BEGIN

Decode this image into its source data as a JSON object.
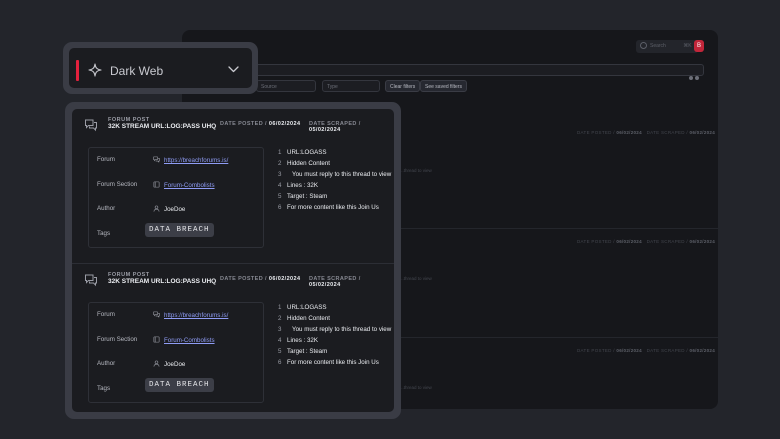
{
  "background_app": {
    "search_placeholder": "Search",
    "search_hint": "⌘K",
    "avatar_initial": "B",
    "dropdowns": [
      "Source",
      "Type"
    ],
    "clear_filters": "Clear filters",
    "saved_filters": "See saved filters",
    "rows": [
      {
        "posted_label": "DATE POSTED /",
        "posted": "06/02/2024",
        "scraped_label": "DATE SCRAPED /",
        "scraped": "06/02/2024",
        "snippet": "...thread to view"
      },
      {
        "posted_label": "DATE POSTED /",
        "posted": "06/02/2024",
        "scraped_label": "DATE SCRAPED /",
        "scraped": "06/02/2024",
        "snippet": "...thread to view"
      },
      {
        "posted_label": "DATE POSTED /",
        "posted": "06/02/2024",
        "scraped_label": "DATE SCRAPED /",
        "scraped": "06/02/2024",
        "snippet": "...thread to view"
      }
    ]
  },
  "selector": {
    "label": "Dark Web",
    "icon": "sparkle-icon",
    "accent_color": "#e3213d"
  },
  "posts": [
    {
      "type": "FORUM POST",
      "title": "32K STREAM URL:LOG:PASS UHQ",
      "posted_label": "DATE POSTED /",
      "posted": "06/02/2024",
      "scraped_label": "DATE SCRAPED /",
      "scraped": "05/02/2024",
      "forum_label": "Forum",
      "forum": "https://breachforums.is/",
      "section_label": "Forum Section",
      "section": "Forum-Combolists",
      "author_label": "Author",
      "author": "JoeDoe",
      "tags_label": "Tags",
      "tag": "DATA BREACH",
      "lines": [
        {
          "n": "1",
          "text": "URL:LOGASS"
        },
        {
          "n": "2",
          "text": "Hidden Content"
        },
        {
          "n": "3",
          "text": "   You must reply to this thread to view"
        },
        {
          "n": "4",
          "text": "Lines : 32K"
        },
        {
          "n": "5",
          "text": "Target : Steam"
        },
        {
          "n": "6",
          "text": "For more content like this Join Us"
        }
      ]
    },
    {
      "type": "FORUM POST",
      "title": "32K STREAM URL:LOG:PASS UHQ",
      "posted_label": "DATE POSTED /",
      "posted": "06/02/2024",
      "scraped_label": "DATE SCRAPED /",
      "scraped": "05/02/2024",
      "forum_label": "Forum",
      "forum": "https://breachforums.is/",
      "section_label": "Forum Section",
      "section": "Forum-Combolists",
      "author_label": "Author",
      "author": "JoeDoe",
      "tags_label": "Tags",
      "tag": "DATA BREACH",
      "lines": [
        {
          "n": "1",
          "text": "URL:LOGASS"
        },
        {
          "n": "2",
          "text": "Hidden Content"
        },
        {
          "n": "3",
          "text": "   You must reply to this thread to view"
        },
        {
          "n": "4",
          "text": "Lines : 32K"
        },
        {
          "n": "5",
          "text": "Target : Steam"
        },
        {
          "n": "6",
          "text": "For more content like this Join Us"
        }
      ]
    }
  ]
}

END

## [AIM]
Repeat each entry exactly as given; no pictures belong in the copy.

## [COMPLETED TASK]
Decode this image into its source data as a JSON object.
{
  "background_app": {
    "search_placeholder": "Search",
    "search_hint": "⌘K",
    "avatar_initial": "B",
    "dropdowns": [
      "Source",
      "Type"
    ],
    "clear_filters": "Clear filters",
    "saved_filters": "See saved filters",
    "rows": [
      {
        "posted_label": "DATE POSTED /",
        "posted": "06/02/2024",
        "scraped_label": "DATE SCRAPED /",
        "scraped": "06/02/2024",
        "snippet": "...thread to view"
      },
      {
        "posted_label": "DATE POSTED /",
        "posted": "06/02/2024",
        "scraped_label": "DATE SCRAPED /",
        "scraped": "06/02/2024",
        "snippet": "...thread to view"
      },
      {
        "posted_label": "DATE POSTED /",
        "posted": "06/02/2024",
        "scraped_label": "DATE SCRAPED /",
        "scraped": "06/02/2024",
        "snippet": "...thread to view"
      }
    ]
  },
  "selector": {
    "label": "Dark Web",
    "icon": "sparkle-icon",
    "accent_color": "#e3213d"
  },
  "posts": [
    {
      "type": "FORUM POST",
      "title": "32K STREAM URL:LOG:PASS UHQ",
      "posted_label": "DATE POSTED /",
      "posted": "06/02/2024",
      "scraped_label": "DATE SCRAPED /",
      "scraped": "05/02/2024",
      "forum_label": "Forum",
      "forum": "https://breachforums.is/",
      "section_label": "Forum Section",
      "section": "Forum-Combolists",
      "author_label": "Author",
      "author": "JoeDoe",
      "tags_label": "Tags",
      "tag": "DATA BREACH",
      "lines": [
        {
          "n": "1",
          "text": "URL:LOGASS"
        },
        {
          "n": "2",
          "text": "Hidden Content"
        },
        {
          "n": "3",
          "text": "   You must reply to this thread to view"
        },
        {
          "n": "4",
          "text": "Lines : 32K"
        },
        {
          "n": "5",
          "text": "Target : Steam"
        },
        {
          "n": "6",
          "text": "For more content like this Join Us"
        }
      ]
    },
    {
      "type": "FORUM POST",
      "title": "32K STREAM URL:LOG:PASS UHQ",
      "posted_label": "DATE POSTED /",
      "posted": "06/02/2024",
      "scraped_label": "DATE SCRAPED /",
      "scraped": "05/02/2024",
      "forum_label": "Forum",
      "forum": "https://breachforums.is/",
      "section_label": "Forum Section",
      "section": "Forum-Combolists",
      "author_label": "Author",
      "author": "JoeDoe",
      "tags_label": "Tags",
      "tag": "DATA BREACH",
      "lines": [
        {
          "n": "1",
          "text": "URL:LOGASS"
        },
        {
          "n": "2",
          "text": "Hidden Content"
        },
        {
          "n": "3",
          "text": "   You must reply to this thread to view"
        },
        {
          "n": "4",
          "text": "Lines : 32K"
        },
        {
          "n": "5",
          "text": "Target : Steam"
        },
        {
          "n": "6",
          "text": "For more content like this Join Us"
        }
      ]
    }
  ]
}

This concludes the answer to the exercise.